= Entries with figure data =
* start *

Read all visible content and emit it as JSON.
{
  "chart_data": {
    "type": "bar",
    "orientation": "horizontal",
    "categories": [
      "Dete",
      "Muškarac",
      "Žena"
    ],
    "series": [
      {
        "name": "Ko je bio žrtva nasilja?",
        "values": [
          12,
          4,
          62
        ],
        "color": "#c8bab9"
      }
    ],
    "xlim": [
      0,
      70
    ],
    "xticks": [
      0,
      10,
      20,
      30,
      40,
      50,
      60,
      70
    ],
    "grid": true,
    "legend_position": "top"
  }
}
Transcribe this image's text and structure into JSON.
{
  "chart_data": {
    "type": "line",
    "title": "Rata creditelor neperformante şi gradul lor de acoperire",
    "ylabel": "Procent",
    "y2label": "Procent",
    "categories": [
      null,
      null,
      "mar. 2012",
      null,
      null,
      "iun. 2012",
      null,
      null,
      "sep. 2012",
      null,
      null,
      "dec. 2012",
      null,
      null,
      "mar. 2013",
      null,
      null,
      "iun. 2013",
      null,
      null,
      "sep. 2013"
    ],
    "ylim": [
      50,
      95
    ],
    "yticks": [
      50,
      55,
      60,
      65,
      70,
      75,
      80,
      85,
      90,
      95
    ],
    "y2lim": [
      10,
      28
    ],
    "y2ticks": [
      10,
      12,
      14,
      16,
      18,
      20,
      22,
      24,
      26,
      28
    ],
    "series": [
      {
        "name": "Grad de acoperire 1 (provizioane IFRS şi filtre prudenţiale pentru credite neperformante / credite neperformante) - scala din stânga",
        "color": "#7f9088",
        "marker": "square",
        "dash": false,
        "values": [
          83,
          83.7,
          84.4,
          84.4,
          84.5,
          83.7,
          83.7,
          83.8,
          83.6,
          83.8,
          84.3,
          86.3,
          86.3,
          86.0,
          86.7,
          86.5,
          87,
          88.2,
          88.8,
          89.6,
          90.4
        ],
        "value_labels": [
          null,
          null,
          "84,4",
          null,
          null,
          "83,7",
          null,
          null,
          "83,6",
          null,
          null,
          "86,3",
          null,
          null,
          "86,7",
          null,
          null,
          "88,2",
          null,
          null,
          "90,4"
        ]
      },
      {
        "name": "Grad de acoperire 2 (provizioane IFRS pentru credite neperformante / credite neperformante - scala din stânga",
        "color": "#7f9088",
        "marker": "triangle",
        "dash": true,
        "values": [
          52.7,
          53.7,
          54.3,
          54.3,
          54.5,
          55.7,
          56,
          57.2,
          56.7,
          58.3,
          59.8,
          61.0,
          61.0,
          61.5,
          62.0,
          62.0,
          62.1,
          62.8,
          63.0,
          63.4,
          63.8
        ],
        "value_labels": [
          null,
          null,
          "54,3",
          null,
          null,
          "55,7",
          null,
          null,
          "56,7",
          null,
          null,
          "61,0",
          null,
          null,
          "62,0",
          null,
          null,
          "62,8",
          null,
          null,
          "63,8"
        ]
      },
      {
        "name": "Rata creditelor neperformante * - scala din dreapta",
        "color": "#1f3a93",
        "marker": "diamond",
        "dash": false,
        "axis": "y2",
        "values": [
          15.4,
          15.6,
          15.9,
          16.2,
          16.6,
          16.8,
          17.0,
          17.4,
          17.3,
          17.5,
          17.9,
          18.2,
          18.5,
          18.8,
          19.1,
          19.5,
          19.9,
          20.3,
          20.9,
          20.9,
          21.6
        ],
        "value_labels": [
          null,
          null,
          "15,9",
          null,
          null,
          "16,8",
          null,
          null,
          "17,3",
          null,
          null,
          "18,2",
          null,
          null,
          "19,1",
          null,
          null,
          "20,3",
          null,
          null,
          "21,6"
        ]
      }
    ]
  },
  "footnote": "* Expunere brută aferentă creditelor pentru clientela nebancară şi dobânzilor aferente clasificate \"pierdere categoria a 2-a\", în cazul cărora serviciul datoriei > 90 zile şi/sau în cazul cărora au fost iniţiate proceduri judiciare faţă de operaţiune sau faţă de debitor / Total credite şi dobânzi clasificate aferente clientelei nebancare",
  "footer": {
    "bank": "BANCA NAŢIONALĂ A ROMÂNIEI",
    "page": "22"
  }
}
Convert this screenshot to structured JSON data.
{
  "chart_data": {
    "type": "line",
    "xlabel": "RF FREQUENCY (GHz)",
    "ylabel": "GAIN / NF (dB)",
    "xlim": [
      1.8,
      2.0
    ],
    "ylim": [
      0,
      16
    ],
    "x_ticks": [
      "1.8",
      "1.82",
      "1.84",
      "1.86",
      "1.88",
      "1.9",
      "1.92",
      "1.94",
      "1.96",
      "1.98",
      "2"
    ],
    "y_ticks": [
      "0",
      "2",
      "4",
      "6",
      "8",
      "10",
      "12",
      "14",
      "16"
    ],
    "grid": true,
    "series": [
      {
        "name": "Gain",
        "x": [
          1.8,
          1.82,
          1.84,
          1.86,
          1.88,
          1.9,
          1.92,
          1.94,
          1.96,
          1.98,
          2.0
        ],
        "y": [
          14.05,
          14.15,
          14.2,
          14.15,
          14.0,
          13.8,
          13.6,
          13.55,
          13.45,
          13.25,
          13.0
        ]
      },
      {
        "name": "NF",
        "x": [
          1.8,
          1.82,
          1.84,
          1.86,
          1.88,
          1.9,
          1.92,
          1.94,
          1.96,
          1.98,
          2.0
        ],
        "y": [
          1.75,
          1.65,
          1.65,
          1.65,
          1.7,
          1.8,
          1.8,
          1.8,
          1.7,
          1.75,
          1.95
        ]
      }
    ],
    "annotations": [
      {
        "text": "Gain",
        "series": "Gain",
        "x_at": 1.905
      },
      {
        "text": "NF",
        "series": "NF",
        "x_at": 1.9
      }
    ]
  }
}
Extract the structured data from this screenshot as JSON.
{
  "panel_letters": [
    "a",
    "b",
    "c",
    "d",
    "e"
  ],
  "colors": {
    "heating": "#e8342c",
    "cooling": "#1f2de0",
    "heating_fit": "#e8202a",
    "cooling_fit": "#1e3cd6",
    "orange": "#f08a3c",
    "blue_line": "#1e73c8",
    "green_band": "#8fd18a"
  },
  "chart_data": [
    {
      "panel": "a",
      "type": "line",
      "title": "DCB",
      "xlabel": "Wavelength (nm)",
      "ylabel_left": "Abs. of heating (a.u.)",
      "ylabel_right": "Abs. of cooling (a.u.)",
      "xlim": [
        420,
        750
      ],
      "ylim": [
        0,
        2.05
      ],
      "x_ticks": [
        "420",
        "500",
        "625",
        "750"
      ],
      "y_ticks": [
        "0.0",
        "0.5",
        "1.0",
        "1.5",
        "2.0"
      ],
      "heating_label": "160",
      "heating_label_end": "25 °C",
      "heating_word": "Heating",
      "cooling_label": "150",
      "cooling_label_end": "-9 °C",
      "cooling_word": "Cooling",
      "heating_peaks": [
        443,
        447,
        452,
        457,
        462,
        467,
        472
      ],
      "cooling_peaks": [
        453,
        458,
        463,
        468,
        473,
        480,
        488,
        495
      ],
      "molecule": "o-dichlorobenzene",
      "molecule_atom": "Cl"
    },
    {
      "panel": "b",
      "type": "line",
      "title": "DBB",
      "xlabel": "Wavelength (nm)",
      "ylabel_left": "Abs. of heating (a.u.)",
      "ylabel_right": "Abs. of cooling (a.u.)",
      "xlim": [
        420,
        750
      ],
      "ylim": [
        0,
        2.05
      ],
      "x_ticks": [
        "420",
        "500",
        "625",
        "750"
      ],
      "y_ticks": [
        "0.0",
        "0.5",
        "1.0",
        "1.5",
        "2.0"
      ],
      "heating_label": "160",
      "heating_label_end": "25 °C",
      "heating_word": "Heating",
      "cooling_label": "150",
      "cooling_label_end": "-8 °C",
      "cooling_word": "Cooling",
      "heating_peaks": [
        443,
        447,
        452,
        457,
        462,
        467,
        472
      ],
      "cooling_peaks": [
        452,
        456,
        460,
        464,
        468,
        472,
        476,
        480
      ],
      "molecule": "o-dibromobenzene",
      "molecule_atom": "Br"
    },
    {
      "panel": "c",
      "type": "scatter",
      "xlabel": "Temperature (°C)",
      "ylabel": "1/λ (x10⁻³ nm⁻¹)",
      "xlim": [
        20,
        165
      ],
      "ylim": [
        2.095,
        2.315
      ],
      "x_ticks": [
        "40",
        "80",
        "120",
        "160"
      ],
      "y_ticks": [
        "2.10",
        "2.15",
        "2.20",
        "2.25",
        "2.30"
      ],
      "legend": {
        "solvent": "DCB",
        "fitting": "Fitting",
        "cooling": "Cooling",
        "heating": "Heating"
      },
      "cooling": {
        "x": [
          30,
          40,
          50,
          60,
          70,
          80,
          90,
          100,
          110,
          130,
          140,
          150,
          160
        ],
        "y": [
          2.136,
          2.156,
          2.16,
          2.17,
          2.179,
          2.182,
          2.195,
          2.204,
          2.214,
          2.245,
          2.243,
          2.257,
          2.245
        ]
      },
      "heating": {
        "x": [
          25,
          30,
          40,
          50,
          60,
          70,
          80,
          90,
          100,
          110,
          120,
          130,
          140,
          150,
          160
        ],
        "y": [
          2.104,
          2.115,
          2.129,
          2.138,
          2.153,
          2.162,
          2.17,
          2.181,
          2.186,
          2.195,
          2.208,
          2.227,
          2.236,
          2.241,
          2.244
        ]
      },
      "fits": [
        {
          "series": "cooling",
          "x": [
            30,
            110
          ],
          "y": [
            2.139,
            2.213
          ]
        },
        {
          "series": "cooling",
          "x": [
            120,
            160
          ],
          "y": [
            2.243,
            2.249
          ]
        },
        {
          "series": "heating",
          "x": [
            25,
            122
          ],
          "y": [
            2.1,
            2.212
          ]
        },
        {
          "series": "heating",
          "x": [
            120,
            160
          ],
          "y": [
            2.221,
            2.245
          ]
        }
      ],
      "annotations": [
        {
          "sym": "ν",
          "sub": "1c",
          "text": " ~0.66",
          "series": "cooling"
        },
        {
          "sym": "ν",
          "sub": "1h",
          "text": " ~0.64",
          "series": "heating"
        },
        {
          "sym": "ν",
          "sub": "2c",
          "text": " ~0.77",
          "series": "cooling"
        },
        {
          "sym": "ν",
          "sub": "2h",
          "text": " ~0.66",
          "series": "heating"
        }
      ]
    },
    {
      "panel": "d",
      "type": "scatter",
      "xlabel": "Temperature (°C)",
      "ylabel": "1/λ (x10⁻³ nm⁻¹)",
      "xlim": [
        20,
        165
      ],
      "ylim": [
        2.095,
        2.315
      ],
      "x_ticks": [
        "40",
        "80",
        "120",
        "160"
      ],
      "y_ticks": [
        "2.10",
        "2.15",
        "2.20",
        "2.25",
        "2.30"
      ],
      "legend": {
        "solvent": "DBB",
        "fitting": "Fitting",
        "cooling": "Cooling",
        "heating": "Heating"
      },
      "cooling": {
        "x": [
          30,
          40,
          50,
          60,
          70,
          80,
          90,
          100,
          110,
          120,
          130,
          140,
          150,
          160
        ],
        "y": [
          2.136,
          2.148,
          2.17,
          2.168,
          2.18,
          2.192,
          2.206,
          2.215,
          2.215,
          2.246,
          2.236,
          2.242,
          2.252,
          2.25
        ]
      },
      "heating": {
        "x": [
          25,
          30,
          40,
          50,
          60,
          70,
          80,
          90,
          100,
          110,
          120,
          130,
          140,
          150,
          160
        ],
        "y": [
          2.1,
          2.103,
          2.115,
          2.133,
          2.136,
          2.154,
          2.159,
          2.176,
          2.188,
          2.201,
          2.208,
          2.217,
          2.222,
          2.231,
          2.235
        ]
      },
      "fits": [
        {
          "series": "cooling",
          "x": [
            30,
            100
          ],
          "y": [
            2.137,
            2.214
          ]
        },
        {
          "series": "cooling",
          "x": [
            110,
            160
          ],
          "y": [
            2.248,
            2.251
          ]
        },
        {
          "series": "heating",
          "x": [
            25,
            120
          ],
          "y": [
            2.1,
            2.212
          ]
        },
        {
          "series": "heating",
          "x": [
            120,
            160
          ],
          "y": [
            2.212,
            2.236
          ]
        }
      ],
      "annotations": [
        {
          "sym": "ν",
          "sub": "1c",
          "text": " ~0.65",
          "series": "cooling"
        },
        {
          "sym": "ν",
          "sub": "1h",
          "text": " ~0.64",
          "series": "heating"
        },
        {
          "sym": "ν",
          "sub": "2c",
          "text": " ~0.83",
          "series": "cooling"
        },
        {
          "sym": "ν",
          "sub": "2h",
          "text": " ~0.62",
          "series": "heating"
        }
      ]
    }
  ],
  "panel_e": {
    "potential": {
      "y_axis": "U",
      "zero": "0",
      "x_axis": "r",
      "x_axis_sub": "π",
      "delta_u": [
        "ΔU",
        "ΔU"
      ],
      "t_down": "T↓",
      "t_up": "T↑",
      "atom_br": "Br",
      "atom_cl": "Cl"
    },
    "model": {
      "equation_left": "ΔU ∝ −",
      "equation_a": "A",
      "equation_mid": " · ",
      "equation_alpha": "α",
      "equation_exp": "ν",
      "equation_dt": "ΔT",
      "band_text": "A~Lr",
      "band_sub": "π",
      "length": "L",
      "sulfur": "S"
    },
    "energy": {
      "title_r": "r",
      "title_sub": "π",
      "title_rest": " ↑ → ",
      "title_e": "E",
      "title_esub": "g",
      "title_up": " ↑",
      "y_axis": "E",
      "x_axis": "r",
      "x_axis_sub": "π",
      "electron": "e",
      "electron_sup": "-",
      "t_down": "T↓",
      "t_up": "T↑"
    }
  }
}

* end *

Tally the lines of the listing that include "screenshot". Reply with nothing but the count.

= Written solution =
2